*ЗАДАНИЕ*
Подхватите отрывок о Волошине и его цикле «Путями Каина» и продолжите его сразу после последнего предложения.

*ФРАГМЕНТ ДОКУМЕНТА*
* * *
Тот же хмель и та же трын трава
Если бы все зло было в одних идеях! Людей ввели в заблуждение. Людей можно вывести из него… Солженицын считал в свое время, что если бы все прочли «Архипелаг ГУЛАГ», ГУЛАГу пришел бы конец. Блажен, кто верует… Просветительская идея наизнанку.
Волошин понимал, что идеи, которые носились в воздухе, нашли себе точное время и место: Россию 1917 года… Здесь их ждали, жаждали. Здесь перед ними открыли умы и сердца. Он не снимает исторической вины с России за весь разгул террора, хотя не склонен и абсолютизировать эту вину. Он смотрит глубже. «Путями Каина» назвал он цикл стихов. Вся человеческая история пошла путями Каина, путями братоубийства, для которого находятся все новые и новые оправдания, называемые идеями. Человек придумывает себе оправдывающие его идеи, потому что они нужны ему. Человек — духовно несовершенное существо; вот в чем причина всех бедствий! И если тех, кто не снимает вины с России, называют русофобами, то к русофобам надо причислить и Волошина. Но не только к русофобам, а (идя по ходу слова) к антропофобам — к человеконенавистникам. Вероятно, так же, как библейских пророков, обвинявших весь род человеческий, но прежде всего свой собственный народ в грехах перед Богом.
* * *
*СТРОКИ*
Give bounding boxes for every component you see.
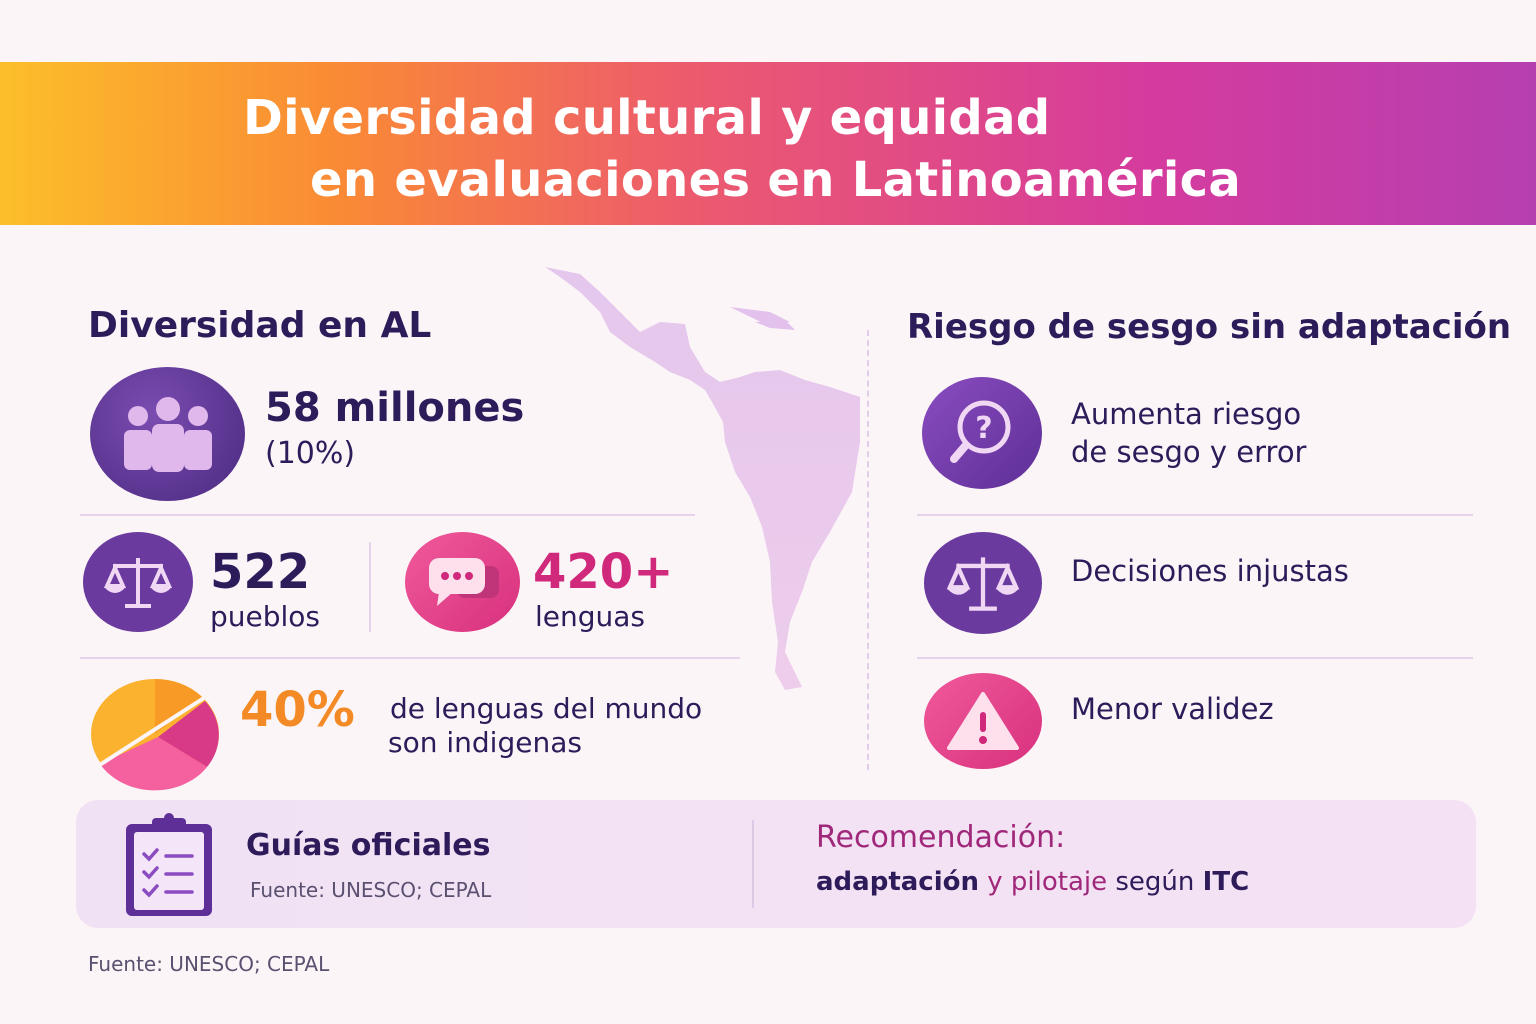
speech-bubbles-icon [405,532,520,632]
guides-source: Fuente: UNESCO; CEPAL [250,878,492,902]
world-line-1: de lenguas del mundo [390,692,703,725]
divider [752,820,754,908]
warning-icon [924,673,1042,769]
peoples-value: 522 [210,544,311,600]
languages-label: lenguas [535,600,646,633]
divider [917,514,1473,516]
pie-chart-icon [91,679,219,791]
population-percent: (10%) [265,436,356,471]
header-banner: Diversidad cultural y equidad en evaluac… [0,62,1536,225]
recommendation-title: Recomendación: [816,820,1066,855]
risk-item-3: Menor validez [1071,692,1274,726]
peoples-label: pueblos [210,600,321,633]
divider [917,657,1473,659]
right-heading: Riesgo de sesgo sin adaptación [907,307,1512,347]
vertical-divider [867,330,869,770]
divider [80,514,695,516]
footer-source: Fuente: UNESCO; CEPAL [88,952,330,976]
recommendation-text: adaptación y pilotaje según ITC [816,867,1250,897]
divider [80,657,740,659]
scale-icon [83,532,193,632]
magnifier-question-icon: ? [922,377,1042,489]
world-value: 40% [240,682,355,738]
world-line-2: son indigenas [388,726,582,759]
people-icon [90,367,245,501]
left-heading: Diversidad en AL [88,305,432,346]
latin-america-map [545,267,860,690]
languages-value: 420+ [533,544,674,600]
population-value: 58 millones [265,385,525,431]
bottom-panel: Guías oficiales Fuente: UNESCO; CEPAL Re… [76,800,1476,928]
title-line-1: Diversidad cultural y equidad [243,90,1051,146]
divider [369,542,371,632]
title-line-2: en evaluaciones en Latinoamérica [310,152,1242,208]
guides-title: Guías oficiales [246,828,491,863]
risk-item-1: Aumenta riesgo de sesgo y error [1071,397,1307,469]
scale-icon [924,532,1042,634]
risk-item-2: Decisiones injustas [1071,554,1349,588]
clipboard-checklist-icon [126,813,212,916]
svg-text:?: ? [975,411,992,446]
* * *
*ОЖИДАЕМЫЙ ОТВЕТ*
И Гроссман видит начало зла не в Сталине. Но и не в определенной идее. Он первый сопоставляет идеи-антиподы, заставляет их взглянуть в лицо друг другу, и лицо оказывается зеркалом для другой — прямо противоположной идеи. Гроссман срывает маски в страшном маскараде двадцатого века, обнаруживая под разными идеями одну и ту же адскую образину.
Допустим на минуту, что все социалисты на одно лицо. Гитлер ведь тоже называл себя национал-социалистом. Ну, а Хомейни? Ведь тут ни социализма, ни национализма. Один ислам. Религиозный фундаментализм. Неужто и за Хомейни в ответе идеи Маркса, Энгельса и Ленина?
Был такой русский интеллигент, который чувствовал себя возможным виновником всего и мучился этим бесконечно. Тот, кто потерял веру в божественное происхождение человека; тот? кто считал, что в его собственных человеческих идеях больше смысла, чем в божественном промысле; тот, кто пытался возвысить Идею над непостижимой жизнью.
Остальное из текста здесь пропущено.